--- start of Provided data ---
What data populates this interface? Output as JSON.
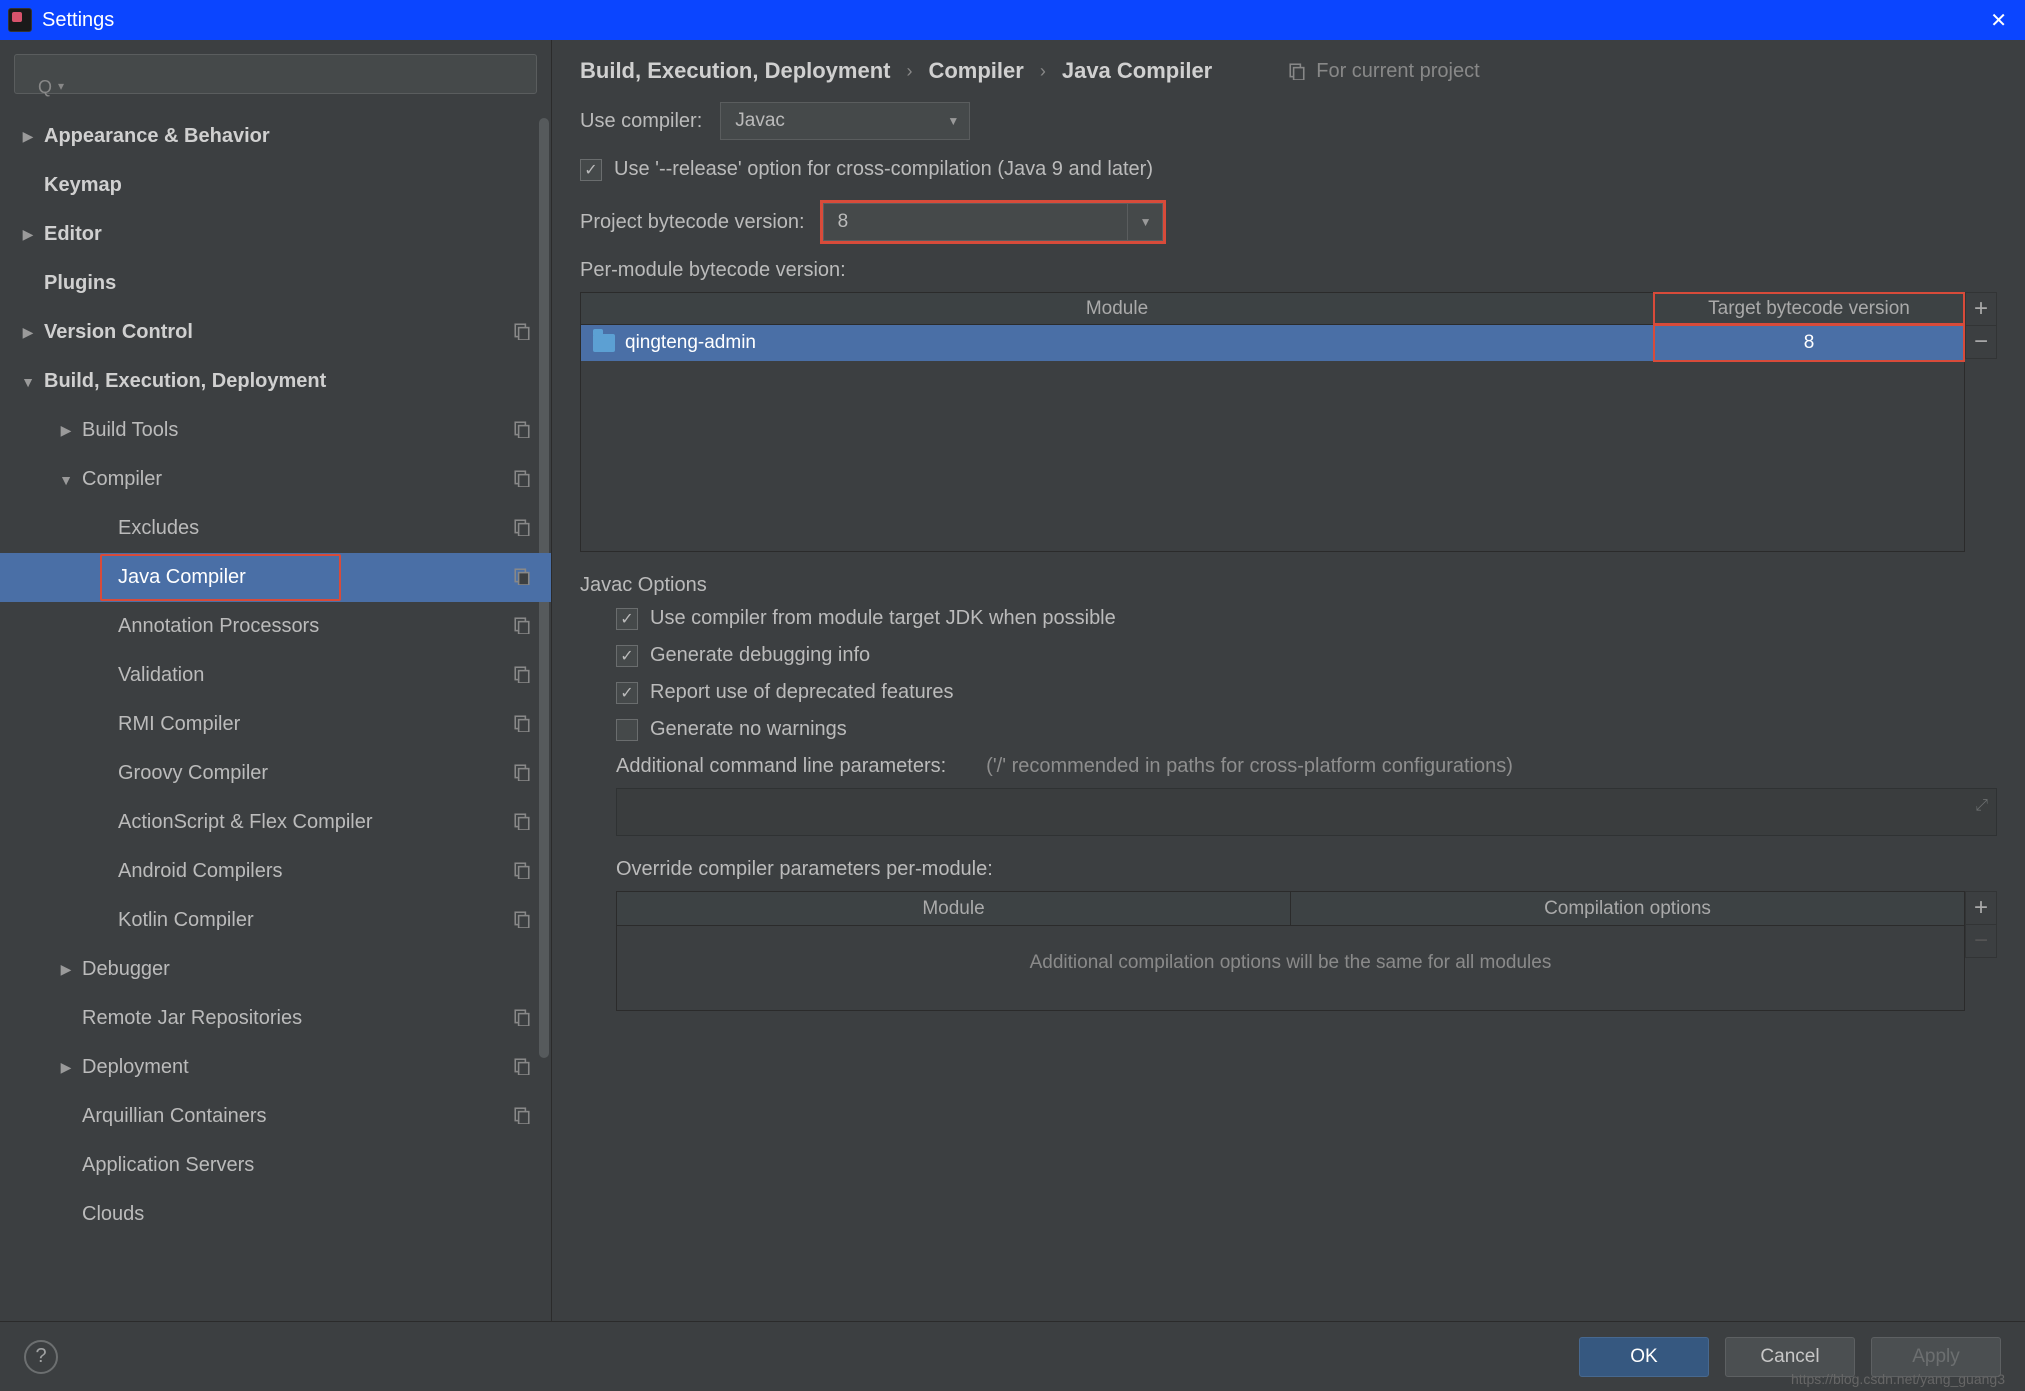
{
  "window": {
    "title": "Settings"
  },
  "search": {
    "placeholder": ""
  },
  "sidebar": {
    "items": [
      {
        "label": "Appearance & Behavior",
        "depth": 0,
        "caret": "right",
        "bold": true
      },
      {
        "label": "Keymap",
        "depth": 0,
        "caret": "none",
        "bold": true
      },
      {
        "label": "Editor",
        "depth": 0,
        "caret": "right",
        "bold": true
      },
      {
        "label": "Plugins",
        "depth": 0,
        "caret": "none",
        "bold": true
      },
      {
        "label": "Version Control",
        "depth": 0,
        "caret": "right",
        "bold": true,
        "copy": true
      },
      {
        "label": "Build, Execution, Deployment",
        "depth": 0,
        "caret": "down",
        "bold": true
      },
      {
        "label": "Build Tools",
        "depth": 1,
        "caret": "right",
        "copy": true
      },
      {
        "label": "Compiler",
        "depth": 1,
        "caret": "down",
        "copy": true
      },
      {
        "label": "Excludes",
        "depth": 2,
        "caret": "none",
        "copy": true
      },
      {
        "label": "Java Compiler",
        "depth": 2,
        "caret": "none",
        "selected": true,
        "copy": true,
        "redbox": true
      },
      {
        "label": "Annotation Processors",
        "depth": 2,
        "caret": "none",
        "copy": true
      },
      {
        "label": "Validation",
        "depth": 2,
        "caret": "none",
        "copy": true
      },
      {
        "label": "RMI Compiler",
        "depth": 2,
        "caret": "none",
        "copy": true
      },
      {
        "label": "Groovy Compiler",
        "depth": 2,
        "caret": "none",
        "copy": true
      },
      {
        "label": "ActionScript & Flex Compiler",
        "depth": 2,
        "caret": "none",
        "copy": true
      },
      {
        "label": "Android Compilers",
        "depth": 2,
        "caret": "none",
        "copy": true
      },
      {
        "label": "Kotlin Compiler",
        "depth": 2,
        "caret": "none",
        "copy": true
      },
      {
        "label": "Debugger",
        "depth": 1,
        "caret": "right"
      },
      {
        "label": "Remote Jar Repositories",
        "depth": 1,
        "caret": "none",
        "copy": true
      },
      {
        "label": "Deployment",
        "depth": 1,
        "caret": "right",
        "copy": true
      },
      {
        "label": "Arquillian Containers",
        "depth": 1,
        "caret": "none",
        "copy": true
      },
      {
        "label": "Application Servers",
        "depth": 1,
        "caret": "none"
      },
      {
        "label": "Clouds",
        "depth": 1,
        "caret": "none"
      }
    ]
  },
  "breadcrumb": {
    "a": "Build, Execution, Deployment",
    "b": "Compiler",
    "c": "Java Compiler",
    "hint": "For current project"
  },
  "form": {
    "use_compiler_label": "Use compiler:",
    "use_compiler_value": "Javac",
    "release_option": "Use '--release' option for cross-compilation (Java 9 and later)",
    "project_bytecode_label": "Project bytecode version:",
    "project_bytecode_value": "8",
    "per_module_label": "Per-module bytecode version:",
    "table": {
      "col_module": "Module",
      "col_target": "Target bytecode version",
      "rows": [
        {
          "module": "qingteng-admin",
          "target": "8"
        }
      ]
    }
  },
  "javac": {
    "title": "Javac Options",
    "opt1": "Use compiler from module target JDK when possible",
    "opt2": "Generate debugging info",
    "opt3": "Report use of deprecated features",
    "opt4": "Generate no warnings",
    "addl_label": "Additional command line parameters:",
    "addl_hint": "('/' recommended in paths for cross-platform configurations)",
    "override_label": "Override compiler parameters per-module:",
    "override_cols": {
      "module": "Module",
      "opts": "Compilation options"
    },
    "override_empty": "Additional compilation options will be the same for all modules"
  },
  "footer": {
    "ok": "OK",
    "cancel": "Cancel",
    "apply": "Apply"
  },
  "watermark": "https://blog.csdn.net/yang_guang3"
}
--- end of Provided data ---
◆ What is required
Check each line of the records for the word "Additional" and extract those that contain it.

◆ Solution
    "addl_label": "Additional command line parameters:",
    "override_empty": "Additional compilation options will be the same for all modules"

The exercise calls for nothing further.